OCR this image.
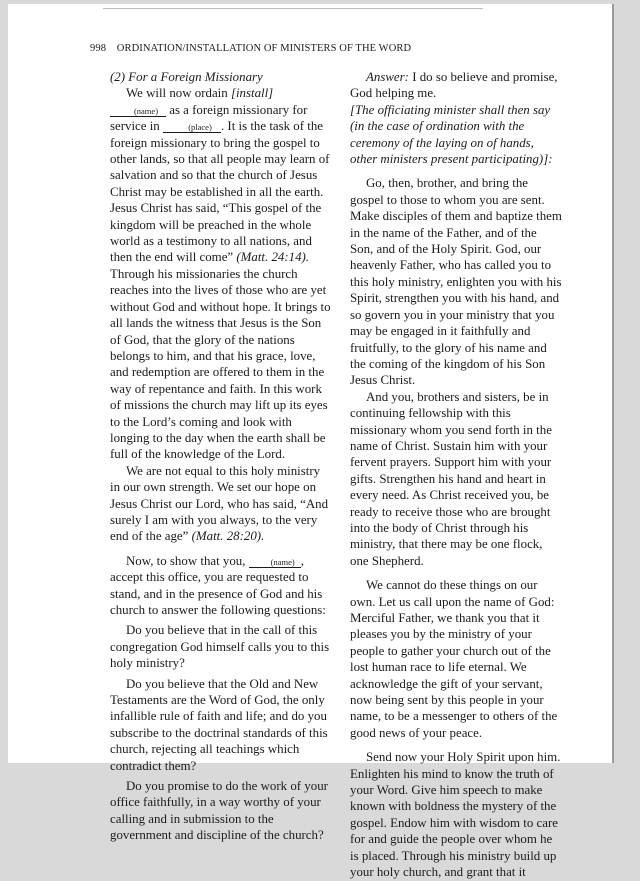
998 ORDINATION/INSTALLATION OF MINISTERS OF THE WORD

(2) For a Foreign Missionary

We will now ordain [install]
(name) as a foreign missionary for service in	(place) . It is the task of the foreign missionary to bring the gospel to other lands, so that all people may learn of salvation and so that the church of Jesus Christ may be established in all the earth. Jesus Christ has said, “This gospel of the kingdom will be preached in the whole world as a testimony to all nations, and then the end will come” (Matt. 24:14). Through his missionaries the church reaches into the lives of those who are yet without God and without hope. It brings to all lands the witness that Jesus is the Son of God, that the glory of the nations belongs to him, and that his grace, love, and redemption are offered to them in the way of repentance and faith. In this work of missions the church may lift up its eyes to the Lord’s coming and look with longing to the day when the earth shall be full of the knowledge of the Lord.

We are not equal to this holy ministry in our own strength. We set our hope on Jesus Christ our Lord, who has said, “And surely I am with you always, to the very end of the age” (Matt. 28:20).

Now, to show that you,	(name) , accept this office, you are requested to stand, and in the presence of God and his church to answer the following questions:

Do you believe that in the call of this congregation God himself calls you to this holy ministry?

Do you believe that the Old and New Testaments are the Word of God, the only infallible rule of faith and life; and do you subscribe to the doctrinal standards of this church, rejecting all teachings which contradict them?

Do you promise to do the work of your office faithfully, in a way worthy of your calling and in submission to the government and discipline of the church?

Answer: I do so believe and promise, God helping me.

[The officiating minister shall then say (in the case of ordination with the ceremony of the laying on of hands, other ministers present participating)]:

Go, then, brother, and bring the gospel to those to whom you are sent. Make disciples of them and baptize them in the name of the Father, and of the Son, and of the Holy Spirit. God, our heavenly Father, who has called you to this holy ministry, enlighten you with his Spirit, strengthen you with his hand, and so govern you in your ministry that you may be engaged in it faithfully and fruitfully, to the glory of his name and the coming of the kingdom of his Son Jesus Christ.

And you, brothers and sisters, be in continuing fellowship with this missionary whom you send forth in the name of Christ. Sustain him with your fervent prayers. Support him with your gifts. Strengthen his hand and heart in every need. As Christ received you, be ready to receive those who are brought into the body of Christ through his ministry, that there may be one flock, one Shepherd.

We cannot do these things on our own. Let us call upon the name of God: Merciful Father, we thank you that it pleases you by the ministry of your people to gather your church out of the lost human race to life eternal. We acknowledge the gift of your servant, now being sent by this people in your name, to be a messenger to others of the good news of your peace.

Send now your Holy Spirit upon him. Enlighten his mind to know the truth of your Word. Give him speech to make known with boldness the mystery of the gospel. Endow him with wisdom to care for and guide the people over whom he is placed. Through his ministry build up your holy church, and grant that it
·····
* Objective
From the listing, extract all text exactly as given and drop any picture.

* Solution to this task
OCR this image.
998 ORDINATION/INSTALLATION OF MINISTERS OF THE WORD

(2) For a Foreign Missionary

We will now ordain [install]
(name) as a foreign missionary for service in	(place) . It is the task of the foreign missionary to bring the gospel to other lands, so that all people may learn of salvation and so that the church of Jesus Christ may be established in all the earth. Jesus Christ has said, “This gospel of the kingdom will be preached in the whole world as a testimony to all nations, and then the end will come” (Matt. 24:14). Through his missionaries the church reaches into the lives of those who are yet without God and without hope. It brings to all lands the witness that Jesus is the Son of God, that the glory of the nations belongs to him, and that his grace, love, and redemption are offered to them in the way of repentance and faith. In this work of missions the church may lift up its eyes to the Lord’s coming and look with longing to the day when the earth shall be full of the knowledge of the Lord.

We are not equal to this holy ministry in our own strength. We set our hope on Jesus Christ our Lord, who has said, “And surely I am with you always, to the very end of the age” (Matt. 28:20).

Now, to show that you,	(name) , accept this office, you are requested to stand, and in the presence of God and his church to answer the following questions:

Do you believe that in the call of this congregation God himself calls you to this holy ministry?

Do you believe that the Old and New Testaments are the Word of God, the only infallible rule of faith and life; and do you subscribe to the doctrinal standards of this church, rejecting all teachings which contradict them?

Do you promise to do the work of your office faithfully, in a way worthy of your calling and in submission to the government and discipline of the church?

Answer: I do so believe and promise, God helping me.

[The officiating minister shall then say (in the case of ordination with the ceremony of the laying on of hands, other ministers present participating)]:

Go, then, brother, and bring the gospel to those to whom you are sent. Make disciples of them and baptize them in the name of the Father, and of the Son, and of the Holy Spirit. God, our heavenly Father, who has called you to this holy ministry, enlighten you with his Spirit, strengthen you with his hand, and so govern you in your ministry that you may be engaged in it faithfully and fruitfully, to the glory of his name and the coming of the kingdom of his Son Jesus Christ.

And you, brothers and sisters, be in continuing fellowship with this missionary whom you send forth in the name of Christ. Sustain him with your fervent prayers. Support him with your gifts. Strengthen his hand and heart in every need. As Christ received you, be ready to receive those who are brought into the body of Christ through his ministry, that there may be one flock, one Shepherd.

We cannot do these things on our own. Let us call upon the name of God: Merciful Father, we thank you that it pleases you by the ministry of your people to gather your church out of the lost human race to life eternal. We acknowledge the gift of your servant, now being sent by this people in your name, to be a messenger to others of the good news of your peace.

Send now your Holy Spirit upon him. Enlighten his mind to know the truth of your Word. Give him speech to make known with boldness the mystery of the gospel. Endow him with wisdom to care for and guide the people over whom he is placed. Through his ministry build up your holy church, and grant that it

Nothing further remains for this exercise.